## PROBLEM TO SOLVE
Copy every line with the string "pouvoir" in it.

## DATA EXTRACT
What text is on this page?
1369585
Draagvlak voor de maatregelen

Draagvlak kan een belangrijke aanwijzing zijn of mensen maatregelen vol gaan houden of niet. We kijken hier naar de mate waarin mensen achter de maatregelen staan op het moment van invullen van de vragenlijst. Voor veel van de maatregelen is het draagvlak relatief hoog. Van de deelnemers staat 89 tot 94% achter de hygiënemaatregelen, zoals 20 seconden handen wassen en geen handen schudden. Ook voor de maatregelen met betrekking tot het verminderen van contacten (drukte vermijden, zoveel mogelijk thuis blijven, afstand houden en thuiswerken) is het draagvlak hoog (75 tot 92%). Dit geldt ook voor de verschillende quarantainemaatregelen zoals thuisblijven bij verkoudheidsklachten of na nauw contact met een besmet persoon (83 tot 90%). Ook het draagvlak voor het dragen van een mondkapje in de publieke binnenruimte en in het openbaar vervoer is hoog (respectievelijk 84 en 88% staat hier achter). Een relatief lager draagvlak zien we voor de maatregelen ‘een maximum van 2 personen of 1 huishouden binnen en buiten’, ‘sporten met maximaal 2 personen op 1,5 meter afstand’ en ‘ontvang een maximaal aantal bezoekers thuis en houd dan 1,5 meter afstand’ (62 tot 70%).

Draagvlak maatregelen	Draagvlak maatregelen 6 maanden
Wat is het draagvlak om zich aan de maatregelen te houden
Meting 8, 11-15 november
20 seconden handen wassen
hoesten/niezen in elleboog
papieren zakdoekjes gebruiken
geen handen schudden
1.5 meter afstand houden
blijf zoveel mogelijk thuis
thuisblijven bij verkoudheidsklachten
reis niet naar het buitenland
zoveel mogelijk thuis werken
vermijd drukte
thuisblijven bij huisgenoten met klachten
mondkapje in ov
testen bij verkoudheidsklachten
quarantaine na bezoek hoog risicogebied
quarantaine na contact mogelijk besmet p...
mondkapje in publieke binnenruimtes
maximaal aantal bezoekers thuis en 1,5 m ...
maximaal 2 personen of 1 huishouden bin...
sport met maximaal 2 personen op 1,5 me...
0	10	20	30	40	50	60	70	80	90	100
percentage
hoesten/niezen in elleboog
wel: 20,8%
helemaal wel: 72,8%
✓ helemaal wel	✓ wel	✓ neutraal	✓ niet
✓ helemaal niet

---

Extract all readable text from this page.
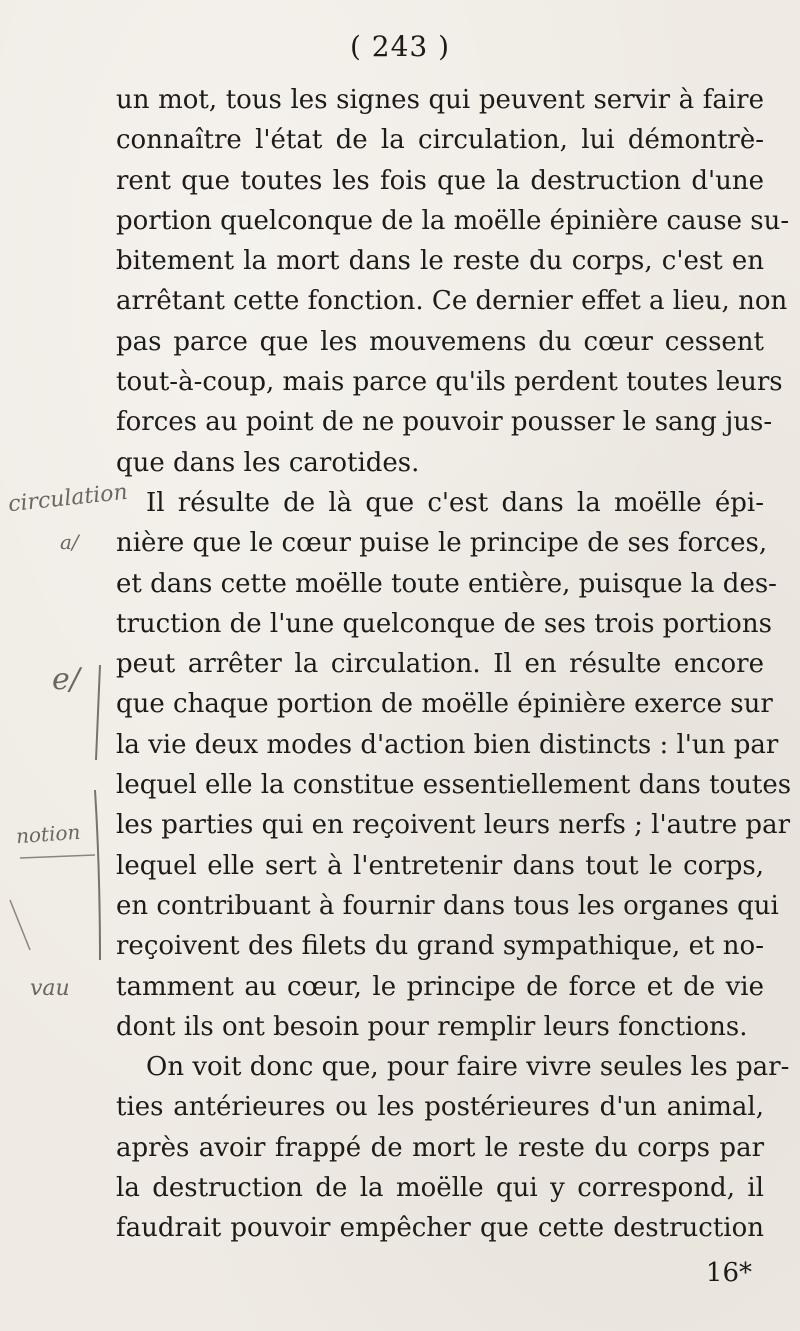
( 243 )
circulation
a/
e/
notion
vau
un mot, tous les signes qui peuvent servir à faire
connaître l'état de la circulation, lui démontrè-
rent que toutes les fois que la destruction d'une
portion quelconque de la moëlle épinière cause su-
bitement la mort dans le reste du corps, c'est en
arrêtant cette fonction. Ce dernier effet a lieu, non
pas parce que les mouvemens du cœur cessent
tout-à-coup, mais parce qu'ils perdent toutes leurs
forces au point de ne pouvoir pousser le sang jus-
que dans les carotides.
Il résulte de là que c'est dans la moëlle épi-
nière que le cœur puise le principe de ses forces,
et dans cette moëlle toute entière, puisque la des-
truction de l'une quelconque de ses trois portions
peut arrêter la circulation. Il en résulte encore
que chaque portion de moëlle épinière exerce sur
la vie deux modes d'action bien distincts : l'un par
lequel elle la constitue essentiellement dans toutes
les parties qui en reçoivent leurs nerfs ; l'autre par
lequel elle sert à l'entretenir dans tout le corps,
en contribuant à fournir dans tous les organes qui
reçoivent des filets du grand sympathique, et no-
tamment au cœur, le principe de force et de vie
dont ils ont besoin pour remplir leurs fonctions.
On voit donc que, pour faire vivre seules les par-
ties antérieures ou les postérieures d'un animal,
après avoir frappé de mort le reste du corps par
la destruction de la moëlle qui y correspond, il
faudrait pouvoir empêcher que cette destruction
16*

## RESPONSE
forces au point de ne pouvoir pousser le sang jus-
faudrait pouvoir empêcher que cette destruction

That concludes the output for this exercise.